• [Data extract]
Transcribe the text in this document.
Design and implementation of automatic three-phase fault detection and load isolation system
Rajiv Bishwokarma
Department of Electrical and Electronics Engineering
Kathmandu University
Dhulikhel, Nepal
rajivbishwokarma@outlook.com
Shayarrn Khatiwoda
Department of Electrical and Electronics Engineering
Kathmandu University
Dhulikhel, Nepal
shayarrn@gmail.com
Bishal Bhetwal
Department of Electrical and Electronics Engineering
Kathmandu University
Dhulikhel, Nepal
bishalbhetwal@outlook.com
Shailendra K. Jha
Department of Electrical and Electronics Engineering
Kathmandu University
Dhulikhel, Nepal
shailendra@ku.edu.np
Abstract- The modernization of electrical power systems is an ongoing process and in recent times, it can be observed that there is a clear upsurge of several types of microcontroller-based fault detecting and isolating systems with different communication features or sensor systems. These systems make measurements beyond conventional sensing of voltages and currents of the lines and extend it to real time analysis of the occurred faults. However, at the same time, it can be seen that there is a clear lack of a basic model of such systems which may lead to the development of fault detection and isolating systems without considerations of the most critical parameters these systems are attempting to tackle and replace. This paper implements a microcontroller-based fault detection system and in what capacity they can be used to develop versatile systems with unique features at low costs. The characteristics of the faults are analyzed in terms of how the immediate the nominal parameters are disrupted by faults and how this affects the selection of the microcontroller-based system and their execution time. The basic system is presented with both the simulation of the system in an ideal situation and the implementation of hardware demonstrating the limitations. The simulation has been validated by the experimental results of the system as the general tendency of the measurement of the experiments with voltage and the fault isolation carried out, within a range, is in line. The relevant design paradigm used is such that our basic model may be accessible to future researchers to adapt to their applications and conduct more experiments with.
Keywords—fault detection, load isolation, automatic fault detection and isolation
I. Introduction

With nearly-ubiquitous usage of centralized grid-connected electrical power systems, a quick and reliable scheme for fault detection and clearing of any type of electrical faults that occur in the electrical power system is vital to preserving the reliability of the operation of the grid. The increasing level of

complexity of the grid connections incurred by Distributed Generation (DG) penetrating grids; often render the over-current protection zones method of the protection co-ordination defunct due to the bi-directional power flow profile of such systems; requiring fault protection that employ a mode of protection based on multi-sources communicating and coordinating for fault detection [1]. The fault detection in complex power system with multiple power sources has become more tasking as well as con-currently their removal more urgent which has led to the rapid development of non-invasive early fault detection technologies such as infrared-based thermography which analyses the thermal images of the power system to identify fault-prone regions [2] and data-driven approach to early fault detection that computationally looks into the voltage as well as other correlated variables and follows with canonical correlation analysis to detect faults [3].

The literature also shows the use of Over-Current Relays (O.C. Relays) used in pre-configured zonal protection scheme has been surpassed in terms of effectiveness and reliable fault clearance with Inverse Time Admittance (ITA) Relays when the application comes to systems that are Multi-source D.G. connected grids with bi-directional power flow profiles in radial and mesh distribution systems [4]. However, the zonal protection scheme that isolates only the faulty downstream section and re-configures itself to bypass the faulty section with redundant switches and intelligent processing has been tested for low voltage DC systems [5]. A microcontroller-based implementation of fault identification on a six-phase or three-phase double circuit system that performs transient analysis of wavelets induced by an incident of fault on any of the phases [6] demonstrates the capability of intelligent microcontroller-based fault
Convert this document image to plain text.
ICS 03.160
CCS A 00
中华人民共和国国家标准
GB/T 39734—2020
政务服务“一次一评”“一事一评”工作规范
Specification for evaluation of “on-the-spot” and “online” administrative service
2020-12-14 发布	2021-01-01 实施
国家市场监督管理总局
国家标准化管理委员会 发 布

• [Exercise details]
Write out the data exactly as it stands.

• [Response to the exercise]
Transcribe the text in this document.
Design and implementation of automatic three-phase fault detection and load isolation system
Rajiv Bishwokarma
Department of Electrical and Electronics Engineering
Kathmandu University
Dhulikhel, Nepal
rajivbishwokarma@outlook.com
Shayarrn Khatiwoda
Department of Electrical and Electronics Engineering
Kathmandu University
Dhulikhel, Nepal
shayarrn@gmail.com
Bishal Bhetwal
Department of Electrical and Electronics Engineering
Kathmandu University
Dhulikhel, Nepal
bishalbhetwal@outlook.com
Shailendra K. Jha
Department of Electrical and Electronics Engineering
Kathmandu University
Dhulikhel, Nepal
shailendra@ku.edu.np
Abstract- The modernization of electrical power systems is an ongoing process and in recent times, it can be observed that there is a clear upsurge of several types of microcontroller-based fault detecting and isolating systems with different communication features or sensor systems. These systems make measurements beyond conventional sensing of voltages and currents of the lines and extend it to real time analysis of the occurred faults. However, at the same time, it can be seen that there is a clear lack of a basic model of such systems which may lead to the development of fault detection and isolating systems without considerations of the most critical parameters these systems are attempting to tackle and replace. This paper implements a microcontroller-based fault detection system and in what capacity they can be used to develop versatile systems with unique features at low costs. The characteristics of the faults are analyzed in terms of how the immediate the nominal parameters are disrupted by faults and how this affects the selection of the microcontroller-based system and their execution time. The basic system is presented with both the simulation of the system in an ideal situation and the implementation of hardware demonstrating the limitations. The simulation has been validated by the experimental results of the system as the general tendency of the measurement of the experiments with voltage and the fault isolation carried out, within a range, is in line. The relevant design paradigm used is such that our basic model may be accessible to future researchers to adapt to their applications and conduct more experiments with.
Keywords—fault detection, load isolation, automatic fault detection and isolation
I. Introduction

With nearly-ubiquitous usage of centralized grid-connected electrical power systems, a quick and reliable scheme for fault detection and clearing of any type of electrical faults that occur in the electrical power system is vital to preserving the reliability of the operation of the grid. The increasing level of

complexity of the grid connections incurred by Distributed Generation (DG) penetrating grids; often render the over-current protection zones method of the protection co-ordination defunct due to the bi-directional power flow profile of such systems; requiring fault protection that employ a mode of protection based on multi-sources communicating and coordinating for fault detection [1]. The fault detection in complex power system with multiple power sources has become more tasking as well as con-currently their removal more urgent which has led to the rapid development of non-invasive early fault detection technologies such as infrared-based thermography which analyses the thermal images of the power system to identify fault-prone regions [2] and data-driven approach to early fault detection that computationally looks into the voltage as well as other correlated variables and follows with canonical correlation analysis to detect faults [3].

The literature also shows the use of Over-Current Relays (O.C. Relays) used in pre-configured zonal protection scheme has been surpassed in terms of effectiveness and reliable fault clearance with Inverse Time Admittance (ITA) Relays when the application comes to systems that are Multi-source D.G. connected grids with bi-directional power flow profiles in radial and mesh distribution systems [4]. However, the zonal protection scheme that isolates only the faulty downstream section and re-configures itself to bypass the faulty section with redundant switches and intelligent processing has been tested for low voltage DC systems [5]. A microcontroller-based implementation of fault identification on a six-phase or three-phase double circuit system that performs transient analysis of wavelets induced by an incident of fault on any of the phases [6] demonstrates the capability of intelligent microcontroller-based fault
Convert this document image to plain text.
ICS 03.160
CCS A 00
中华人民共和国国家标准
GB/T 39734—2020
政务服务“一次一评”“一事一评”工作规范
Specification for evaluation of “on-the-spot” and “online” administrative service
2020-12-14 发布	2021-01-01 实施
国家市场监督管理总局
国家标准化管理委员会 发 布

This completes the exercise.